[BEGIN Working data]

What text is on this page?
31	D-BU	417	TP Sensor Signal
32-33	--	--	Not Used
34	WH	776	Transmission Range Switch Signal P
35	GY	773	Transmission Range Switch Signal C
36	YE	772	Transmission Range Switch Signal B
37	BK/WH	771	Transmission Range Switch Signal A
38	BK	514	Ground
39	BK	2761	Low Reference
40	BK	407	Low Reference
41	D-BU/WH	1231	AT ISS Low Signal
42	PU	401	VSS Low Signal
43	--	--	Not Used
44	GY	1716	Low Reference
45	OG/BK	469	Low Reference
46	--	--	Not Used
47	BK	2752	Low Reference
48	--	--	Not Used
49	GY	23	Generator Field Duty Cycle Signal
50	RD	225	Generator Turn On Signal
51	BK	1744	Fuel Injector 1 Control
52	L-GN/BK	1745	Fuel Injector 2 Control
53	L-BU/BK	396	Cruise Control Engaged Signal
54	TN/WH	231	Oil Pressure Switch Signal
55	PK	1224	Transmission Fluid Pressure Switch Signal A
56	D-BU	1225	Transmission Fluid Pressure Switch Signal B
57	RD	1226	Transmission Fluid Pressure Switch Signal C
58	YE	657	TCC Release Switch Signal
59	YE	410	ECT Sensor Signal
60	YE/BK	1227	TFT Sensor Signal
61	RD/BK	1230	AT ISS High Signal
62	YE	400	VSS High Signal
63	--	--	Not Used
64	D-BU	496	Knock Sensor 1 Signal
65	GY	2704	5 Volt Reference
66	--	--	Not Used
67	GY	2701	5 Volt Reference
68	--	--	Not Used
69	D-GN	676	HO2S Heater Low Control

[END Working data]
[BEGIN Working data]

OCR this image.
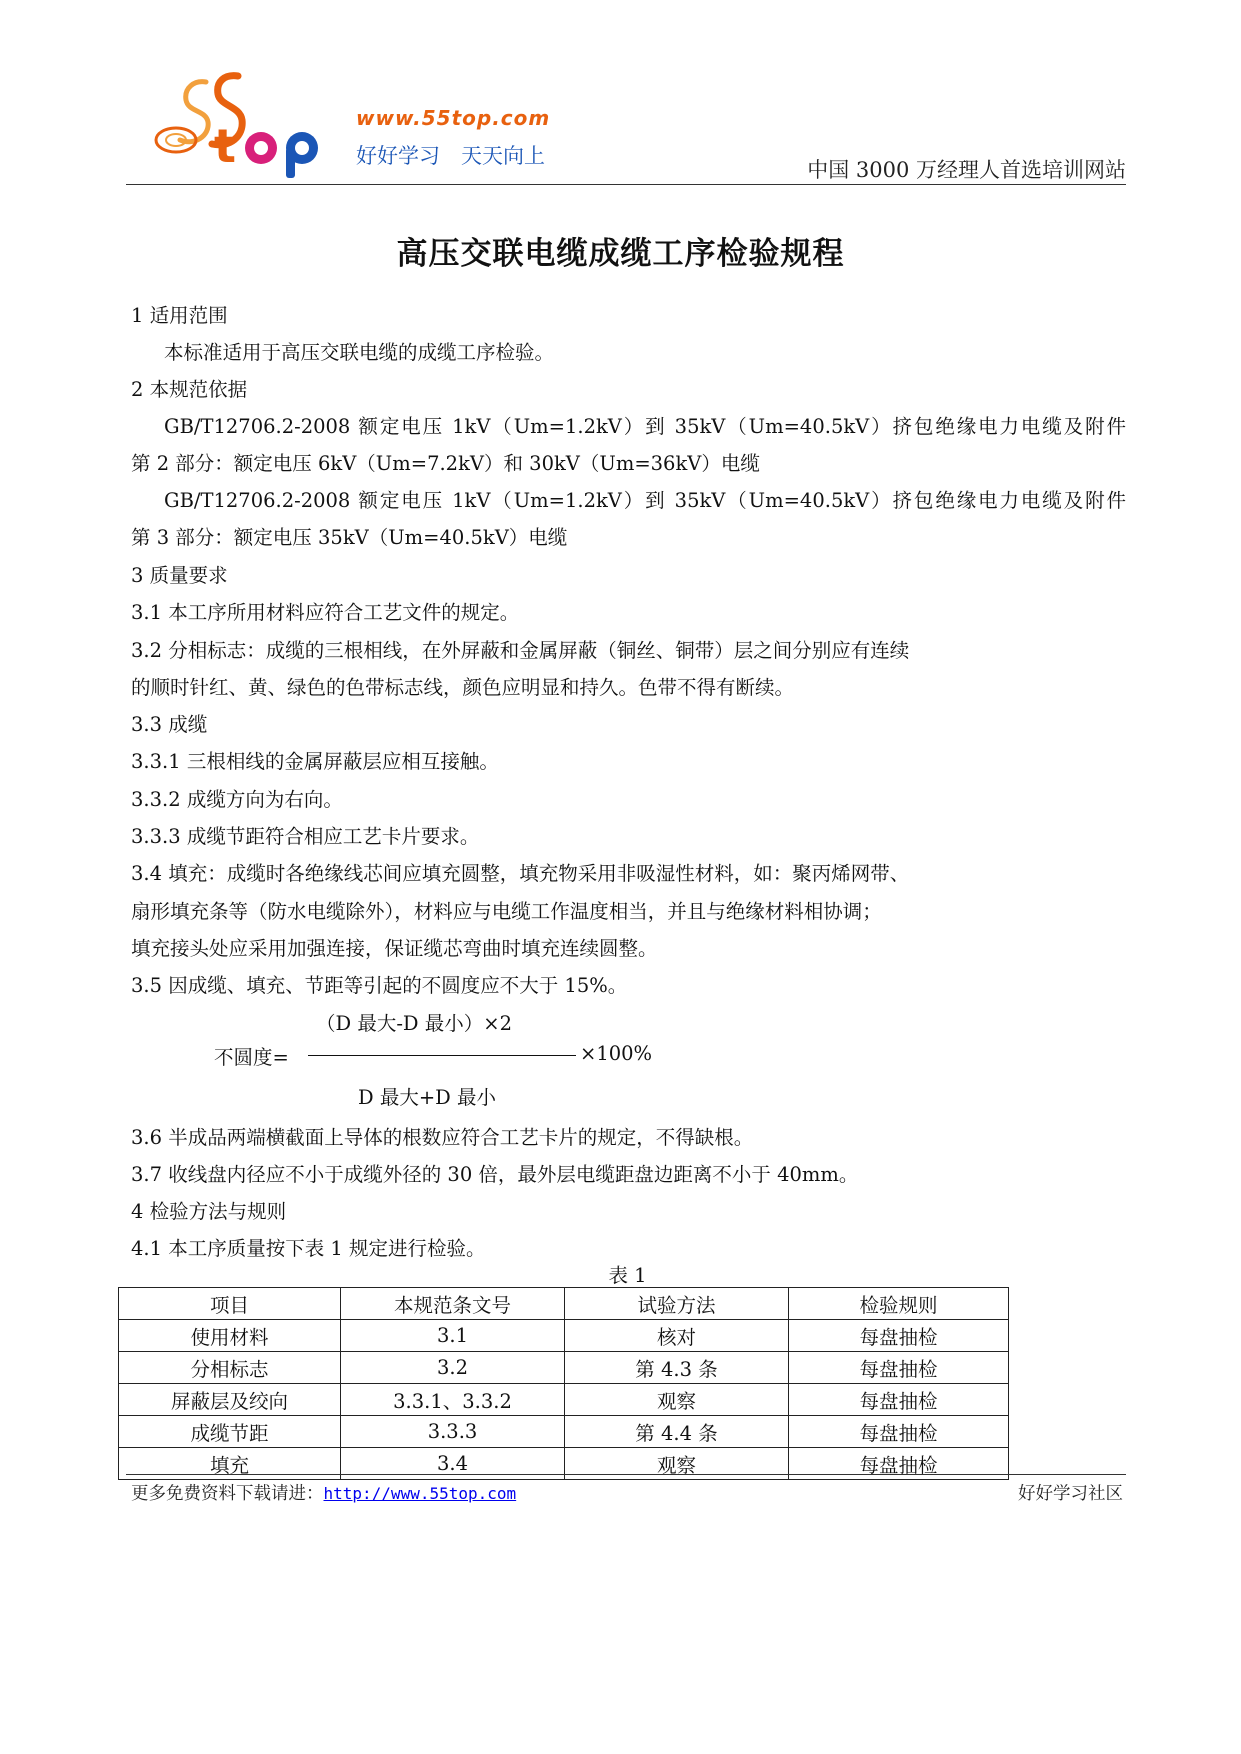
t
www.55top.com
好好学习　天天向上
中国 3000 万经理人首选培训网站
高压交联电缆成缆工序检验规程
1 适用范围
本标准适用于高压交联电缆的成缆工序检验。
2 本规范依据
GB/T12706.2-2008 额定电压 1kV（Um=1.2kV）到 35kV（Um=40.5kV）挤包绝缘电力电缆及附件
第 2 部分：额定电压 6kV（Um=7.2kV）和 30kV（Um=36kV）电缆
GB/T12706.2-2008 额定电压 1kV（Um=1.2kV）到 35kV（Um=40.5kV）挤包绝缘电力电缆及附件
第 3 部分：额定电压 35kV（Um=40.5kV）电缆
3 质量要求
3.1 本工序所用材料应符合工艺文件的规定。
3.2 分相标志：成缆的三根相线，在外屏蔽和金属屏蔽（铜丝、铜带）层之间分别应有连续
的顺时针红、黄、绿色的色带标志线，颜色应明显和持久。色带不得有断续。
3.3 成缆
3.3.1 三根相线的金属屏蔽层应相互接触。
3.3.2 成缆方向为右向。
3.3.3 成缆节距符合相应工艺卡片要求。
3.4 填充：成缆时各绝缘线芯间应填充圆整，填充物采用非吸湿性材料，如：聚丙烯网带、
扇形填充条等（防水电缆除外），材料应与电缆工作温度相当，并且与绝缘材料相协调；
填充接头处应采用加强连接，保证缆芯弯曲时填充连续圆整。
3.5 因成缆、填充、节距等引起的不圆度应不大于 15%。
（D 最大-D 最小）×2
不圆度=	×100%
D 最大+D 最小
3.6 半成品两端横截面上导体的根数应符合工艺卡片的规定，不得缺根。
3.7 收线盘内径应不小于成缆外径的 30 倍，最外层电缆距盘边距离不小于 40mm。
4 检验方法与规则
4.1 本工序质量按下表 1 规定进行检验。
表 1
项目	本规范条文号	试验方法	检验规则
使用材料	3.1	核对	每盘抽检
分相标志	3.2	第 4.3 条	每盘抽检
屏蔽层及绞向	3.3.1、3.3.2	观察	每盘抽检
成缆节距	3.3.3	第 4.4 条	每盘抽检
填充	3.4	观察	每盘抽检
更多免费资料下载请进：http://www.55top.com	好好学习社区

[END Working data]

* [Stated problem]: Look through the entries above and report each line where the string "Transmission" occurs.

* [Exercise solution]:
34	WH	776	Transmission Range Switch Signal P
35	GY	773	Transmission Range Switch Signal C
36	YE	772	Transmission Range Switch Signal B
37	BK/WH	771	Transmission Range Switch Signal A
55	PK	1224	Transmission Fluid Pressure Switch Signal A
56	D-BU	1225	Transmission Fluid Pressure Switch Signal B
57	RD	1226	Transmission Fluid Pressure Switch Signal C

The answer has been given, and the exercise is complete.